## DO THIS
Would you transcribe the listing that follows, character for character, and omit its images?
--- SUPPLIED DATA ---
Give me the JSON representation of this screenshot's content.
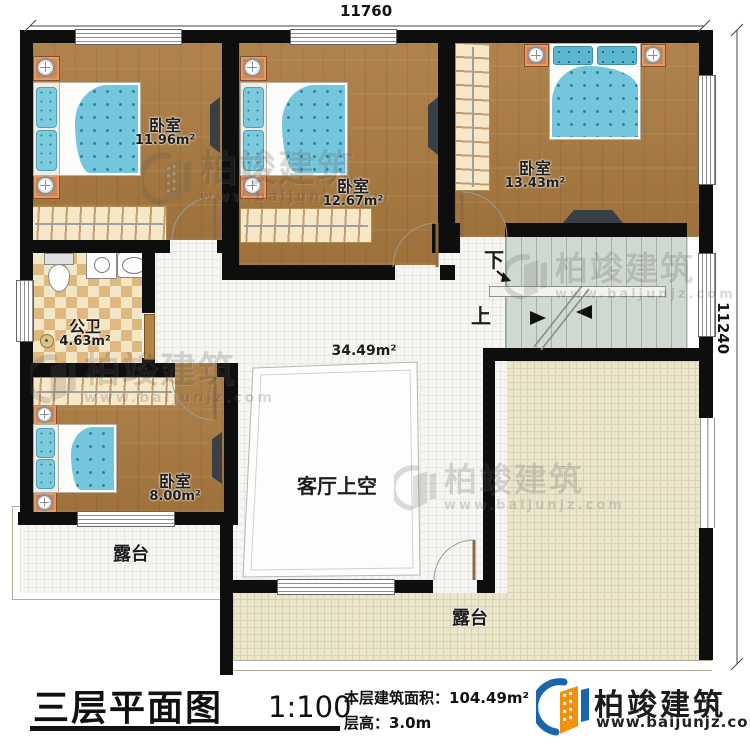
{
  "dimensions": {
    "top": "11760",
    "right": "11240"
  },
  "rooms": {
    "bedroom1": {
      "name": "卧室",
      "area": "11.96m²"
    },
    "bedroom2": {
      "name": "卧室",
      "area": "12.67m²"
    },
    "bedroom3": {
      "name": "卧室",
      "area": "13.43m²"
    },
    "bedroom4": {
      "name": "卧室",
      "area": "8.00m²"
    },
    "bathroom": {
      "name": "公卫",
      "area": "4.63m²"
    },
    "hall": {
      "area": "34.49m²"
    },
    "living_void": {
      "name": "客厅上空"
    },
    "terrace_left": {
      "name": "露台"
    },
    "terrace_right": {
      "name": "露台"
    }
  },
  "stairs": {
    "down": "下",
    "up": "上"
  },
  "footer": {
    "title": "三层平面图",
    "scale": "1:100",
    "area_line": "本层建筑面积：104.49m²",
    "height_line": "层高：3.0m"
  },
  "brand": {
    "name": "柏竣建筑",
    "url": "www.baijunjz.com"
  },
  "watermark": {
    "name": "柏竣建筑",
    "url": "www.baijunjz.com"
  }
}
---
## TASK ANSWER
Give me the JSON representation of this screenshot's content.
{
  "dimensions": {
    "top": "11760",
    "right": "11240"
  },
  "rooms": {
    "bedroom1": {
      "name": "卧室",
      "area": "11.96m²"
    },
    "bedroom2": {
      "name": "卧室",
      "area": "12.67m²"
    },
    "bedroom3": {
      "name": "卧室",
      "area": "13.43m²"
    },
    "bedroom4": {
      "name": "卧室",
      "area": "8.00m²"
    },
    "bathroom": {
      "name": "公卫",
      "area": "4.63m²"
    },
    "hall": {
      "area": "34.49m²"
    },
    "living_void": {
      "name": "客厅上空"
    },
    "terrace_left": {
      "name": "露台"
    },
    "terrace_right": {
      "name": "露台"
    }
  },
  "stairs": {
    "down": "下",
    "up": "上"
  },
  "footer": {
    "title": "三层平面图",
    "scale": "1:100",
    "area_line": "本层建筑面积：104.49m²",
    "height_line": "层高：3.0m"
  },
  "brand": {
    "name": "柏竣建筑",
    "url": "www.baijunjz.com"
  },
  "watermark": {
    "name": "柏竣建筑",
    "url": "www.baijunjz.com"
  }
}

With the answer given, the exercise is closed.